Record extracts:

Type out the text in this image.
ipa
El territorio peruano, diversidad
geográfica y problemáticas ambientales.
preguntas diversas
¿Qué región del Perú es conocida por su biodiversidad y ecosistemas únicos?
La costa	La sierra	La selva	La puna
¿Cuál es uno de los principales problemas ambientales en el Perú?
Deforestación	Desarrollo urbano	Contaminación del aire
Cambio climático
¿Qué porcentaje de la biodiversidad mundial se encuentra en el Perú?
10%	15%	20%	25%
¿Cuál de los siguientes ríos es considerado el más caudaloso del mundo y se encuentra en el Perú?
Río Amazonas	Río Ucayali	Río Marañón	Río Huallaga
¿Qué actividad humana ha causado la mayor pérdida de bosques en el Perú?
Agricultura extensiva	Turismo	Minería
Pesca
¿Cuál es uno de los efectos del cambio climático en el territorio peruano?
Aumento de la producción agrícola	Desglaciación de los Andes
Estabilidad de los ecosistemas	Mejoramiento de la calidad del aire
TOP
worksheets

Task prompt: Pick out the lines above that hold the string "climático" and show them.

Answer to the problem:
Cambio climático
¿Cuál es uno de los efectos del cambio climático en el territorio peruano?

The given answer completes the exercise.